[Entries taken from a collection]
···

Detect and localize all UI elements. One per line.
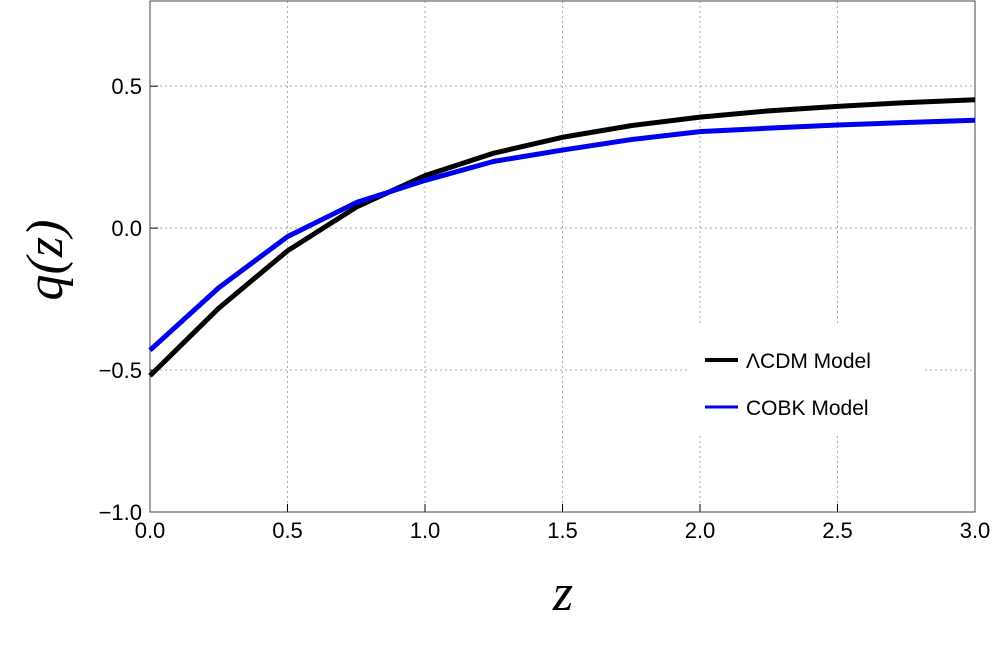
y-tick-label: 0.0 xyxy=(111,216,142,241)
legend-label: COBK Model xyxy=(746,397,869,420)
x-tick-label: 2.5 xyxy=(822,518,853,543)
x-tick-label: 3.0 xyxy=(960,518,991,543)
x-tick-label: 2.0 xyxy=(685,518,716,543)
series-line xyxy=(148,97,976,378)
y-tick-label: −1.0 xyxy=(99,500,142,525)
x-axis-label: z xyxy=(552,565,573,622)
y-tick-label: −0.5 xyxy=(99,358,142,383)
plot-frame xyxy=(149,0,976,513)
y-tick-label: 0.5 xyxy=(111,74,142,99)
legend-box xyxy=(688,325,923,435)
legend-label: ΛCDM Model xyxy=(746,350,871,373)
y-axis-label: q(z) xyxy=(17,220,74,301)
series-line xyxy=(148,117,976,353)
x-tick-label: 1.5 xyxy=(547,518,578,543)
x-tick-label: 0.5 xyxy=(272,518,303,543)
x-tick-label: 1.0 xyxy=(410,518,441,543)
x-tick-label: 0.0 xyxy=(135,518,166,543)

···

**SHORT PROBLEM:** Rewrite the lines of the listing above as a numbered list, omitting any blank lines and leaving out the pictures.

**OUTPUT OF THE TASK:**
1. Detect and localize all UI elements. One per line.
2. y-tick-label: 0.0 xyxy=(111,216,142,241)
3. legend-label: COBK Model xyxy=(746,397,869,420)
4. x-tick-label: 2.5 xyxy=(822,518,853,543)
5. x-tick-label: 3.0 xyxy=(960,518,991,543)
6. x-tick-label: 2.0 xyxy=(685,518,716,543)
7. series-line xyxy=(148,97,976,378)
8. y-tick-label: −1.0 xyxy=(99,500,142,525)
9. x-axis-label: z xyxy=(552,565,573,622)
10. y-tick-label: −0.5 xyxy=(99,358,142,383)
11. plot-frame xyxy=(149,0,976,513)
12. y-tick-label: 0.5 xyxy=(111,74,142,99)
13. legend-box xyxy=(688,325,923,435)
14. legend-label: ΛCDM Model xyxy=(746,350,871,373)
15. y-axis-label: q(z) xyxy=(17,220,74,301)
16. series-line xyxy=(148,117,976,353)
17. x-tick-label: 1.5 xyxy=(547,518,578,543)
18. x-tick-label: 0.5 xyxy=(272,518,303,543)
19. x-tick-label: 1.0 xyxy=(410,518,441,543)
20. x-tick-label: 0.0 xyxy=(135,518,166,543)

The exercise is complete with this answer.